REQUIREMENTS:
Search the data for the string "Output" and extract every line where it appears.

SOURCE RECORDS:
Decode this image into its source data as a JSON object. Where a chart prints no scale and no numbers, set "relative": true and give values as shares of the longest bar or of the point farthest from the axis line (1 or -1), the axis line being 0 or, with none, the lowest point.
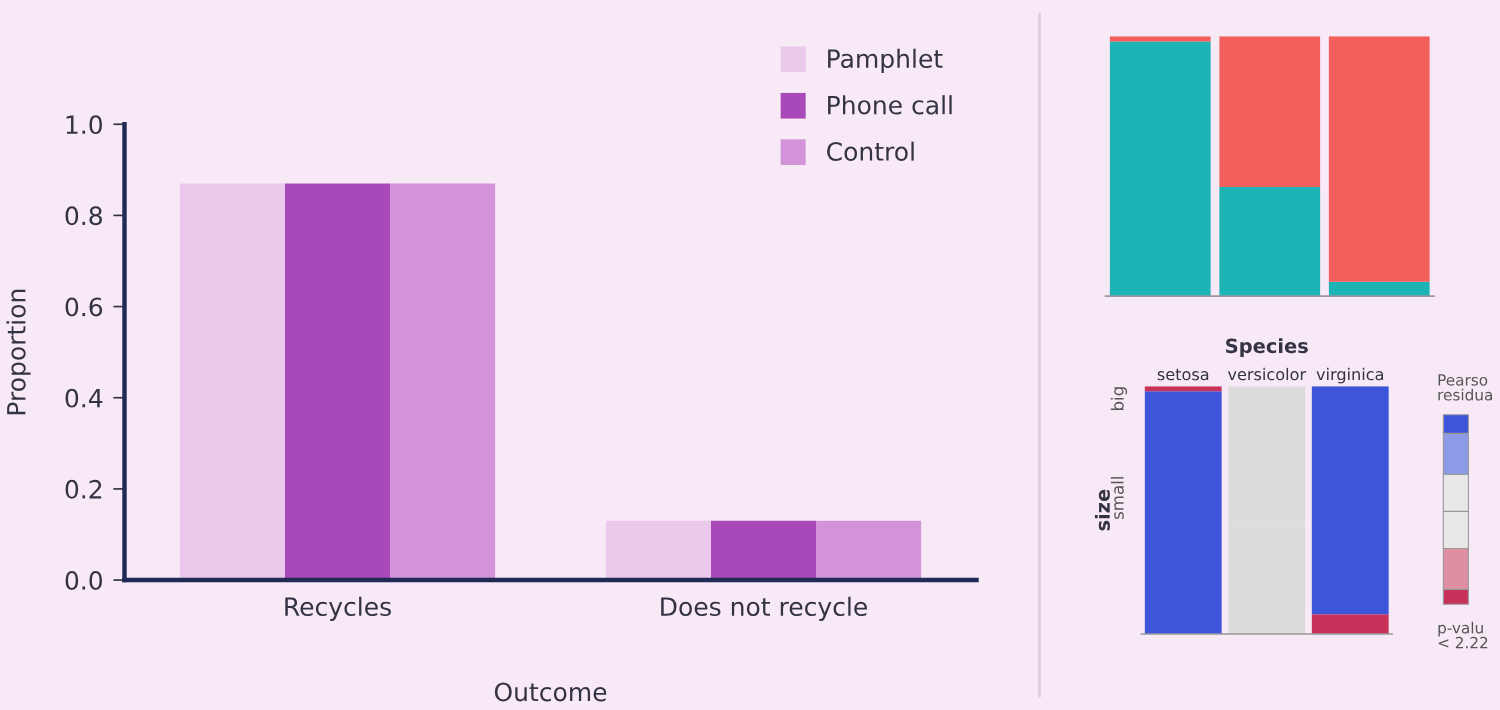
{
  "chart_data": [
    {
      "type": "bar",
      "xlabel": "Outcome",
      "ylabel": "Proportion",
      "categories": [
        "Recycles",
        "Does not recycle"
      ],
      "series": [
        {
          "name": "Pamphlet",
          "color": "#ebc9ec",
          "values": [
            0.87,
            0.13
          ]
        },
        {
          "name": "Phone call",
          "color": "#a949b9",
          "values": [
            0.87,
            0.13
          ]
        },
        {
          "name": "Control",
          "color": "#d293d8",
          "values": [
            0.87,
            0.13
          ]
        }
      ],
      "ylim": [
        0,
        1
      ],
      "yticks": [
        {
          "value": 0,
          "label": "0.0"
        },
        0.2,
        0.4,
        0.6,
        0.8,
        {
          "value": 1,
          "label": "1.0"
        }
      ],
      "grid": false,
      "legend": "top right"
    },
    {
      "type": "bar",
      "stacked": true,
      "relative": true,
      "categories": [
        null,
        null,
        null
      ],
      "tick_labels": false,
      "series": [
        {
          "color": "#1bb3b3",
          "values": [
            0.98,
            0.42,
            0.055
          ]
        },
        {
          "color": "#f25f5c",
          "values": [
            0.02,
            0.58,
            0.945
          ]
        }
      ]
    },
    {
      "type": "bar",
      "stacked": true,
      "relative": true,
      "title": "Species",
      "ylabel": "size",
      "categories": [
        "setosa",
        "versicolor",
        "virginica"
      ],
      "tick_labels": "x",
      "series": [
        {
          "colors": [
            "#3d55d8",
            "#dcdcdc",
            "#c8325a"
          ],
          "values": [
            0.98,
            0.43,
            0.08
          ]
        },
        {
          "colors": [
            "#c8325a",
            "#dcdcdc",
            "#3d55d8"
          ],
          "values": [
            0.02,
            0.57,
            0.92
          ]
        }
      ],
      "annotations": [
        "big",
        "small",
        "Pearso",
        "residua",
        "p-valu",
        "< 2.22"
      ]
    }
  ]
}
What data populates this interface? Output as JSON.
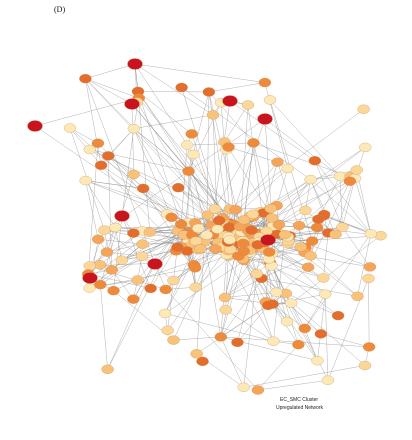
{
  "panel_label": "(D)",
  "caption": {
    "line1": "EC_SMC Cluster",
    "line2": "Upregulated Network"
  }
}
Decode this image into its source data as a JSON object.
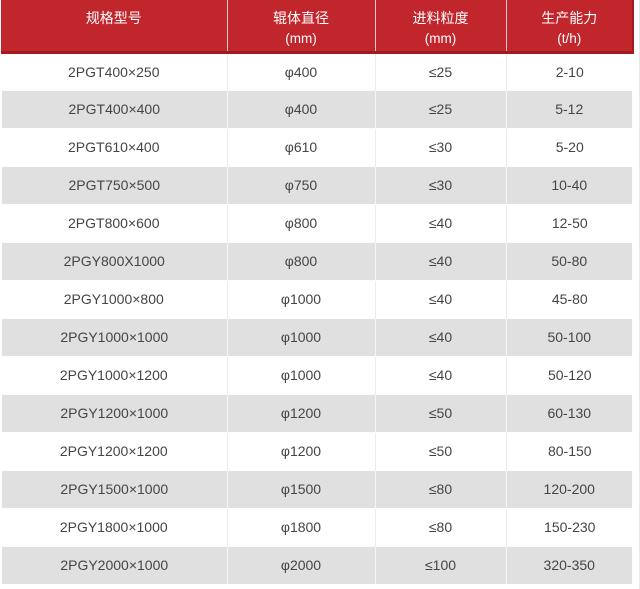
{
  "colors": {
    "header_bg": "#c1262c",
    "header_dark_border": "#a31a1f",
    "header_text": "#ffffff",
    "row_alt_bg": "#e0e0e0",
    "row_text": "#454545"
  },
  "chart_data": {
    "type": "table",
    "columns": [
      {
        "label": "规格型号",
        "unit": ""
      },
      {
        "label": "辊体直径",
        "unit": "(mm)"
      },
      {
        "label": "进料粒度",
        "unit": "(mm)"
      },
      {
        "label": "生产能力",
        "unit": "(t/h)"
      }
    ],
    "rows": [
      [
        "2PGT400×250",
        "φ400",
        "≤25",
        "2-10"
      ],
      [
        "2PGT400×400",
        "φ400",
        "≤25",
        "5-12"
      ],
      [
        "2PGT610×400",
        "φ610",
        "≤30",
        "5-20"
      ],
      [
        "2PGT750×500",
        "φ750",
        "≤30",
        "10-40"
      ],
      [
        "2PGT800×600",
        "φ800",
        "≤40",
        "12-50"
      ],
      [
        "2PGY800X1000",
        "φ800",
        "≤40",
        "50-80"
      ],
      [
        "2PGY1000×800",
        "φ1000",
        "≤40",
        "45-80"
      ],
      [
        "2PGY1000×1000",
        "φ1000",
        "≤40",
        "50-100"
      ],
      [
        "2PGY1000×1200",
        "φ1000",
        "≤40",
        "50-120"
      ],
      [
        "2PGY1200×1000",
        "φ1200",
        "≤50",
        "60-130"
      ],
      [
        "2PGY1200×1200",
        "φ1200",
        "≤50",
        "80-150"
      ],
      [
        "2PGY1500×1000",
        "φ1500",
        "≤80",
        "120-200"
      ],
      [
        "2PGY1800×1000",
        "φ1800",
        "≤80",
        "150-230"
      ],
      [
        "2PGY2000×1000",
        "φ2000",
        "≤100",
        "320-350"
      ]
    ]
  }
}
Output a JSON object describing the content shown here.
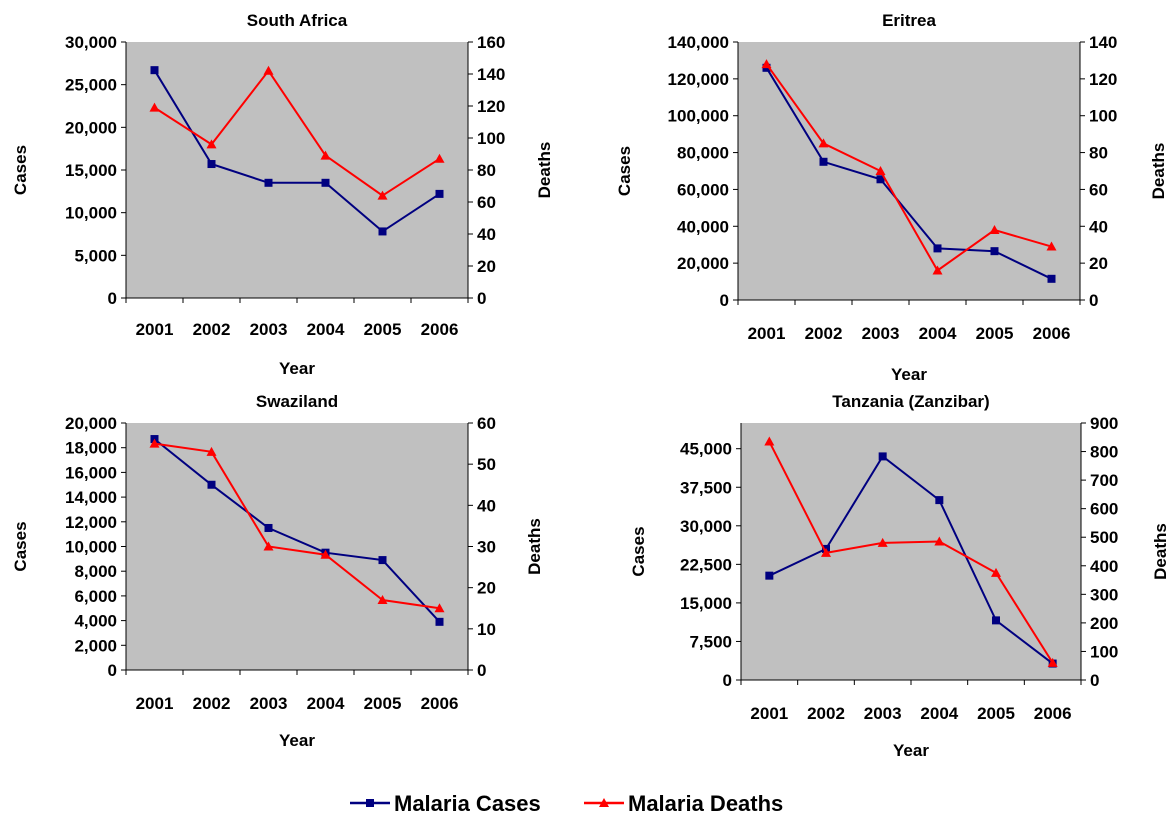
{
  "legend": {
    "cases_label": "Malaria Cases",
    "deaths_label": "Malaria Deaths"
  },
  "colors": {
    "cases": "#000080",
    "deaths": "#ff0000",
    "plot_bg": "#c0c0c0"
  },
  "chart_data": [
    {
      "type": "line",
      "title": "South Africa",
      "xlabel": "Year",
      "ylabel": "Cases",
      "y2label": "Deaths",
      "categories": [
        "2001",
        "2002",
        "2003",
        "2004",
        "2005",
        "2006"
      ],
      "ylim": [
        0,
        30000
      ],
      "yticks": [
        0,
        5000,
        10000,
        15000,
        20000,
        25000,
        30000
      ],
      "ytick_labels": [
        "0",
        "5,000",
        "10,000",
        "15,000",
        "20,000",
        "25,000",
        "30,000"
      ],
      "y2lim": [
        0,
        160
      ],
      "y2ticks": [
        0,
        20,
        40,
        60,
        80,
        100,
        120,
        140,
        160
      ],
      "y2tick_labels": [
        "0",
        "20",
        "40",
        "60",
        "80",
        "100",
        "120",
        "140",
        "160"
      ],
      "series": [
        {
          "name": "Malaria Cases",
          "axis": "left",
          "marker": "square",
          "values": [
            26700,
            15700,
            13500,
            13500,
            7800,
            12200
          ]
        },
        {
          "name": "Malaria Deaths",
          "axis": "right",
          "marker": "triangle",
          "values": [
            119,
            96,
            142,
            89,
            64,
            87
          ]
        }
      ],
      "grid": false,
      "legend": "bottom"
    },
    {
      "type": "line",
      "title": "Eritrea",
      "xlabel": "Year",
      "ylabel": "Cases",
      "y2label": "Deaths",
      "categories": [
        "2001",
        "2002",
        "2003",
        "2004",
        "2005",
        "2006"
      ],
      "ylim": [
        0,
        140000
      ],
      "yticks": [
        0,
        20000,
        40000,
        60000,
        80000,
        100000,
        120000,
        140000
      ],
      "ytick_labels": [
        "0",
        "20,000",
        "40,000",
        "60,000",
        "80,000",
        "100,000",
        "120,000",
        "140,000"
      ],
      "y2lim": [
        0,
        140
      ],
      "y2ticks": [
        0,
        20,
        40,
        60,
        80,
        100,
        120,
        140
      ],
      "y2tick_labels": [
        "0",
        "20",
        "40",
        "60",
        "80",
        "100",
        "120",
        "140"
      ],
      "series": [
        {
          "name": "Malaria Cases",
          "axis": "left",
          "marker": "square",
          "values": [
            126000,
            75000,
            65500,
            28000,
            26500,
            11500
          ]
        },
        {
          "name": "Malaria Deaths",
          "axis": "right",
          "marker": "triangle",
          "values": [
            128,
            85,
            70,
            16,
            38,
            29
          ]
        }
      ],
      "grid": false,
      "legend": "bottom"
    },
    {
      "type": "line",
      "title": "Swaziland",
      "xlabel": "Year",
      "ylabel": "Cases",
      "y2label": "Deaths",
      "categories": [
        "2001",
        "2002",
        "2003",
        "2004",
        "2005",
        "2006"
      ],
      "ylim": [
        0,
        20000
      ],
      "yticks": [
        0,
        2000,
        4000,
        6000,
        8000,
        10000,
        12000,
        14000,
        16000,
        18000,
        20000
      ],
      "ytick_labels": [
        "0",
        "2,000",
        "4,000",
        "6,000",
        "8,000",
        "10,000",
        "12,000",
        "14,000",
        "16,000",
        "18,000",
        "20,000"
      ],
      "y2lim": [
        0,
        60
      ],
      "y2ticks": [
        0,
        10,
        20,
        30,
        40,
        50,
        60
      ],
      "y2tick_labels": [
        "0",
        "10",
        "20",
        "30",
        "40",
        "50",
        "60"
      ],
      "series": [
        {
          "name": "Malaria Cases",
          "axis": "left",
          "marker": "square",
          "values": [
            18700,
            15000,
            11500,
            9500,
            8900,
            3900
          ]
        },
        {
          "name": "Malaria Deaths",
          "axis": "right",
          "marker": "triangle",
          "values": [
            55,
            53,
            30,
            28,
            17,
            15
          ]
        }
      ],
      "grid": false,
      "legend": "bottom"
    },
    {
      "type": "line",
      "title": "Tanzania (Zanzibar)",
      "xlabel": "Year",
      "ylabel": "Cases",
      "y2label": "Deaths",
      "categories": [
        "2001",
        "2002",
        "2003",
        "2004",
        "2005",
        "2006"
      ],
      "ylim": [
        0,
        50000
      ],
      "yticks": [
        0,
        7500,
        15000,
        22500,
        30000,
        37500,
        45000
      ],
      "ytick_labels": [
        "0",
        "7,500",
        "15,000",
        "22,500",
        "30,000",
        "37,500",
        "45,000"
      ],
      "y2lim": [
        0,
        900
      ],
      "y2ticks": [
        0,
        100,
        200,
        300,
        400,
        500,
        600,
        700,
        800,
        900
      ],
      "y2tick_labels": [
        "0",
        "100",
        "200",
        "300",
        "400",
        "500",
        "600",
        "700",
        "800",
        "900"
      ],
      "series": [
        {
          "name": "Malaria Cases",
          "axis": "left",
          "marker": "square",
          "values": [
            20300,
            25500,
            43500,
            35000,
            11600,
            3200
          ]
        },
        {
          "name": "Malaria Deaths",
          "axis": "right",
          "marker": "triangle",
          "values": [
            835,
            445,
            480,
            485,
            375,
            60
          ]
        }
      ],
      "grid": false,
      "legend": "bottom"
    }
  ]
}
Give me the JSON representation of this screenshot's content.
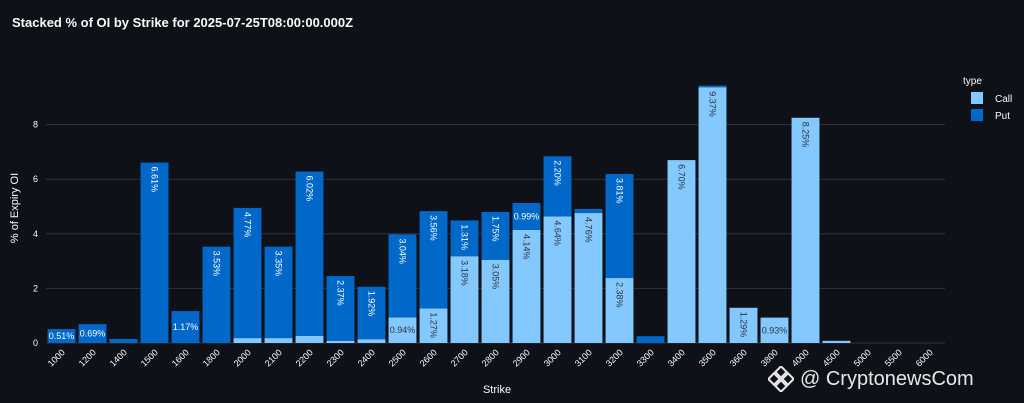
{
  "title": "Stacked % of OI by Strike for 2025-07-25T08:00:00.000Z",
  "watermark": "@ CryptonewsCom",
  "colors": {
    "call": "#83c9ff",
    "put": "#0068c9",
    "background": "#0e1117",
    "grid": "#31333f"
  },
  "chart_data": {
    "type": "bar",
    "stacked": true,
    "title": "Stacked % of OI by Strike for 2025-07-25T08:00:00.000Z",
    "xlabel": "Strike",
    "ylabel": "% of Expiry OI",
    "ylim": [
      0,
      10
    ],
    "yticks": [
      0,
      2,
      4,
      6,
      8
    ],
    "legend_title": "type",
    "legend_position": "top-right",
    "grid": true,
    "categories": [
      "1000",
      "1200",
      "1400",
      "1500",
      "1600",
      "1800",
      "2000",
      "2100",
      "2200",
      "2300",
      "2400",
      "2500",
      "2600",
      "2700",
      "2800",
      "2900",
      "3000",
      "3100",
      "3200",
      "3300",
      "3400",
      "3500",
      "3600",
      "3800",
      "4000",
      "4500",
      "5000",
      "5500",
      "6000"
    ],
    "series": [
      {
        "name": "Call",
        "values": [
          0,
          0,
          0,
          0,
          0,
          0,
          0.18,
          0.18,
          0.26,
          0.08,
          0.14,
          0.94,
          1.27,
          3.18,
          3.05,
          4.14,
          4.64,
          4.76,
          2.38,
          0,
          6.7,
          9.37,
          1.29,
          0.93,
          8.25,
          0.08,
          0,
          0,
          0
        ],
        "labels": [
          "",
          "",
          "",
          "",
          "",
          "",
          "",
          "",
          "",
          "",
          "",
          "0.94%",
          "1.27%",
          "3.18%",
          "3.05%",
          "4.14%",
          "4.64%",
          "4.76%",
          "2.38%",
          "",
          "6.70%",
          "9.37%",
          "1.29%",
          "0.93%",
          "8.25%",
          "",
          "",
          "",
          ""
        ]
      },
      {
        "name": "Put",
        "values": [
          0.51,
          0.69,
          0.15,
          6.61,
          1.17,
          3.53,
          4.77,
          3.35,
          6.02,
          2.37,
          1.92,
          3.04,
          3.56,
          1.31,
          1.75,
          0.99,
          2.2,
          0.15,
          3.81,
          0.25,
          0,
          0.06,
          0,
          0,
          0,
          0,
          0,
          0,
          0
        ],
        "labels": [
          "0.51%",
          "0.69%",
          "",
          "6.61%",
          "1.17%",
          "3.53%",
          "4.77%",
          "3.35%",
          "6.02%",
          "2.37%",
          "1.92%",
          "3.04%",
          "3.56%",
          "1.31%",
          "1.75%",
          "0.99%",
          "2.20%",
          "",
          "3.81%",
          "",
          "",
          "",
          "",
          "",
          "",
          "",
          "",
          "",
          ""
        ]
      }
    ]
  }
}
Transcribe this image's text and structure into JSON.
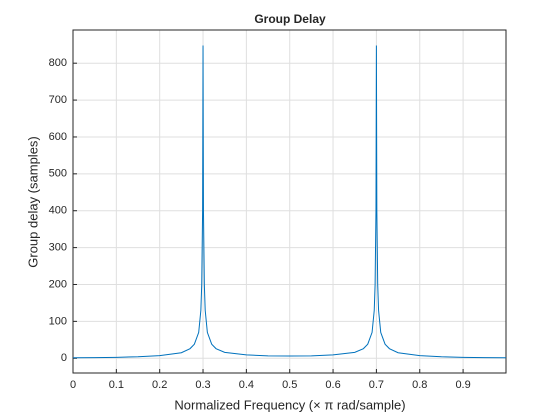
{
  "chart_data": {
    "type": "line",
    "title": "Group Delay",
    "xlabel": "Normalized  Frequency    (× π  rad/sample)",
    "ylabel": "Group delay (samples)",
    "x": [
      0,
      0.05,
      0.1,
      0.15,
      0.2,
      0.25,
      0.27,
      0.28,
      0.29,
      0.295,
      0.297,
      0.299,
      0.3,
      0.301,
      0.303,
      0.305,
      0.31,
      0.32,
      0.33,
      0.35,
      0.4,
      0.45,
      0.5,
      0.55,
      0.6,
      0.65,
      0.67,
      0.68,
      0.69,
      0.695,
      0.697,
      0.699,
      0.7,
      0.701,
      0.703,
      0.705,
      0.71,
      0.72,
      0.73,
      0.75,
      0.8,
      0.85,
      0.9,
      0.95,
      0.999
    ],
    "series": [
      {
        "color": "#0072bd",
        "values": [
          1.5,
          1.8,
          2.5,
          4,
          7,
          15,
          26,
          38,
          70,
          130,
          200,
          400,
          848,
          400,
          200,
          130,
          70,
          38,
          26,
          16,
          9,
          6.5,
          6,
          6.5,
          9,
          16,
          26,
          38,
          70,
          130,
          200,
          400,
          848,
          400,
          200,
          130,
          70,
          38,
          26,
          15,
          7,
          4,
          2.5,
          1.8,
          1.5
        ]
      }
    ],
    "xlim": [
      0,
      0.999
    ],
    "ylim": [
      -40,
      890
    ],
    "xticks": [
      0,
      0.1,
      0.2,
      0.3,
      0.4,
      0.5,
      0.6,
      0.7,
      0.8,
      0.9
    ],
    "yticks": [
      0,
      100,
      200,
      300,
      400,
      500,
      600,
      700,
      800
    ],
    "grid": true
  }
}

RESPONSE TO THIS TASK:
What data populates this interface? Output as JSON.
Output a JSON object describing the content shown here.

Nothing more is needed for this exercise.